* [INSTRUCTIONS TO FOLLOW]: Copy out the items word for word, from their first line through the line containing "footer-links: GitHub Earth", both ends included.
※
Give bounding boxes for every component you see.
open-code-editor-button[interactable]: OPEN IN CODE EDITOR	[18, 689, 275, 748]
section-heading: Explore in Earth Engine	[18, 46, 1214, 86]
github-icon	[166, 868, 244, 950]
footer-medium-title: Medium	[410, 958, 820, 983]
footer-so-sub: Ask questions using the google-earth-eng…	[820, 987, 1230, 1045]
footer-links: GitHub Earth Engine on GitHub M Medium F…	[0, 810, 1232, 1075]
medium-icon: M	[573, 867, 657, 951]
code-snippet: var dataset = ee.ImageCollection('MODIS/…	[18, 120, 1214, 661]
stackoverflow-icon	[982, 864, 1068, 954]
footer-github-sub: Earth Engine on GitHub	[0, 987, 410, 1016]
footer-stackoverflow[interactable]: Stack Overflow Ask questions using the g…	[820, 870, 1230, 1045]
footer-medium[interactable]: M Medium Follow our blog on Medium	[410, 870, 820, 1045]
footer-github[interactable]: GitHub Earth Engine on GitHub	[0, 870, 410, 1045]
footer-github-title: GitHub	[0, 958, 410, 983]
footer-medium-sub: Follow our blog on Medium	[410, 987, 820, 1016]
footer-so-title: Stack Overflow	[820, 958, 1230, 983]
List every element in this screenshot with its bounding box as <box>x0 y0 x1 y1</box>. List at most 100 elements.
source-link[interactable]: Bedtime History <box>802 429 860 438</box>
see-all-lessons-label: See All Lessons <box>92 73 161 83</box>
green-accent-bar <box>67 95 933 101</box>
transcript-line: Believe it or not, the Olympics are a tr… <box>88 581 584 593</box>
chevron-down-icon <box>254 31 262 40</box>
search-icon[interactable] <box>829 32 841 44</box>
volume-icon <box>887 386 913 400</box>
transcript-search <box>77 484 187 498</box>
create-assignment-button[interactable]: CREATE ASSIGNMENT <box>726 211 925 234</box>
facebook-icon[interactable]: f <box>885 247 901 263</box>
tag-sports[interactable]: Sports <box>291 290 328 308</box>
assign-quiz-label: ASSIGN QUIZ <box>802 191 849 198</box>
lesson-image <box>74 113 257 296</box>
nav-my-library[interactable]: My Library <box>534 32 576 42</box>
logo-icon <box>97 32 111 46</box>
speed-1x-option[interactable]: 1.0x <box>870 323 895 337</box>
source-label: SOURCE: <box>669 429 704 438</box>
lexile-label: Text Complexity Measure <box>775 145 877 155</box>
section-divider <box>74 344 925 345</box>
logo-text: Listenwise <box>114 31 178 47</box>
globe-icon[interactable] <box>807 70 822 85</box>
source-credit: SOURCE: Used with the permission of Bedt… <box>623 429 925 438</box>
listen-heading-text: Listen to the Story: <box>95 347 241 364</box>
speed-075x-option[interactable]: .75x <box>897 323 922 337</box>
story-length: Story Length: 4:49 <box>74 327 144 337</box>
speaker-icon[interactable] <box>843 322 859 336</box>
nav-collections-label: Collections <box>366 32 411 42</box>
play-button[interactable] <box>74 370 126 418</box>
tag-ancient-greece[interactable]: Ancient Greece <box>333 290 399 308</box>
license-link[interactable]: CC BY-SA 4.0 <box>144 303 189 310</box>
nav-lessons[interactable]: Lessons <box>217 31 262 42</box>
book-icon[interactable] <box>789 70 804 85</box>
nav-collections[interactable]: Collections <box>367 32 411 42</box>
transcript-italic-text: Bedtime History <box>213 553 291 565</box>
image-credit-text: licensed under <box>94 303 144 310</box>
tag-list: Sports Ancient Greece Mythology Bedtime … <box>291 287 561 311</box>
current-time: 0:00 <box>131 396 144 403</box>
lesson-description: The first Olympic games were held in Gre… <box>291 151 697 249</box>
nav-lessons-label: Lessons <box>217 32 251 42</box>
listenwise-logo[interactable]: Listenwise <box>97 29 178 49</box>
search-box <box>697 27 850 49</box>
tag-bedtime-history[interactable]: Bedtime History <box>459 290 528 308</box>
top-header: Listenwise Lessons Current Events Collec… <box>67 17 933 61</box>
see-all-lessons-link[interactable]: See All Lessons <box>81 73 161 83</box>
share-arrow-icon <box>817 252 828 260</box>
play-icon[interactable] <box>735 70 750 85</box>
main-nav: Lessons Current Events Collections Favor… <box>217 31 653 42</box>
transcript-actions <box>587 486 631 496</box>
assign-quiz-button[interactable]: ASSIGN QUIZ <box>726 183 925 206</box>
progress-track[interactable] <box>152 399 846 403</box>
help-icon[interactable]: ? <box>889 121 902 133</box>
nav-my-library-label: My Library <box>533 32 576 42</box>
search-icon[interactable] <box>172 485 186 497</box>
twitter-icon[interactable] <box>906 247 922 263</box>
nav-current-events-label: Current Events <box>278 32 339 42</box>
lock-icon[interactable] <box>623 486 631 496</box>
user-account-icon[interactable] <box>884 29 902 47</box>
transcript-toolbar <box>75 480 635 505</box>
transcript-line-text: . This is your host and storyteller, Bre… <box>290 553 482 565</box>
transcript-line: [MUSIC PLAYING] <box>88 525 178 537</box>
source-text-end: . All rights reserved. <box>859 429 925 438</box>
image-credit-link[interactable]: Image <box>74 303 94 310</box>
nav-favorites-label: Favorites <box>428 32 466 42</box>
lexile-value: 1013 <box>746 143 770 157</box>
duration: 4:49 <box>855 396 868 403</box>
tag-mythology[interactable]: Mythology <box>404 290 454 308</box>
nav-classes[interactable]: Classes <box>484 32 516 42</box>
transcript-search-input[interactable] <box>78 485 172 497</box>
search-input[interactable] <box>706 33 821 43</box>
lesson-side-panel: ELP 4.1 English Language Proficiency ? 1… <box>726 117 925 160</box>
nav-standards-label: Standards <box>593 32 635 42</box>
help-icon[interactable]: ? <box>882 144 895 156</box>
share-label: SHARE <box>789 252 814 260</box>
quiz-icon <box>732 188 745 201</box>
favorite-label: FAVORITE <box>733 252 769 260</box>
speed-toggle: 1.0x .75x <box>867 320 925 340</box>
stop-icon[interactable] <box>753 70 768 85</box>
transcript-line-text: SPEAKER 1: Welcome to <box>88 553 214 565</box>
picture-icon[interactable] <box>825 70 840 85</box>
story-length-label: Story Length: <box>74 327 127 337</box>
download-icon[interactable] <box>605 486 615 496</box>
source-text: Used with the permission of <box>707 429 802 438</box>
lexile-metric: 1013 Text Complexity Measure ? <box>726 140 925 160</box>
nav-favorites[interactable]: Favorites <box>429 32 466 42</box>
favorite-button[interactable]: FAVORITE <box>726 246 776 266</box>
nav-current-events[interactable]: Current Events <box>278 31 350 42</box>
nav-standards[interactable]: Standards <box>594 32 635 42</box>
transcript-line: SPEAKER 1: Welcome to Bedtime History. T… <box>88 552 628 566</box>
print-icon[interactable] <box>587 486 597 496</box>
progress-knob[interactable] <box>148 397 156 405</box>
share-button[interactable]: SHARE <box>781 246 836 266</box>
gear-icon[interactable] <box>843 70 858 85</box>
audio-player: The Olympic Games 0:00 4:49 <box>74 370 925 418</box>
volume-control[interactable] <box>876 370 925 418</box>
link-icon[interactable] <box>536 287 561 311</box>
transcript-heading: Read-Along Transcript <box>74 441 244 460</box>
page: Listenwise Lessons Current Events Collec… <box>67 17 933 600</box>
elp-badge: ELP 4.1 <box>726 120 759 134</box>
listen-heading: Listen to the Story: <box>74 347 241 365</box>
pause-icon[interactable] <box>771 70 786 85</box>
※
* [FULL OUTPUT]:
Give bounding boxes for every component you see.
open-code-editor-button[interactable]: OPEN IN CODE EDITOR	[18, 689, 275, 748]
section-heading: Explore in Earth Engine	[18, 46, 1214, 86]
github-icon	[166, 868, 244, 950]
footer-medium-title: Medium	[410, 958, 820, 983]
footer-so-sub: Ask questions using the google-earth-eng…	[820, 987, 1230, 1045]
footer-links: GitHub Earth Engine on GitHub M Medium F…	[0, 810, 1232, 1075]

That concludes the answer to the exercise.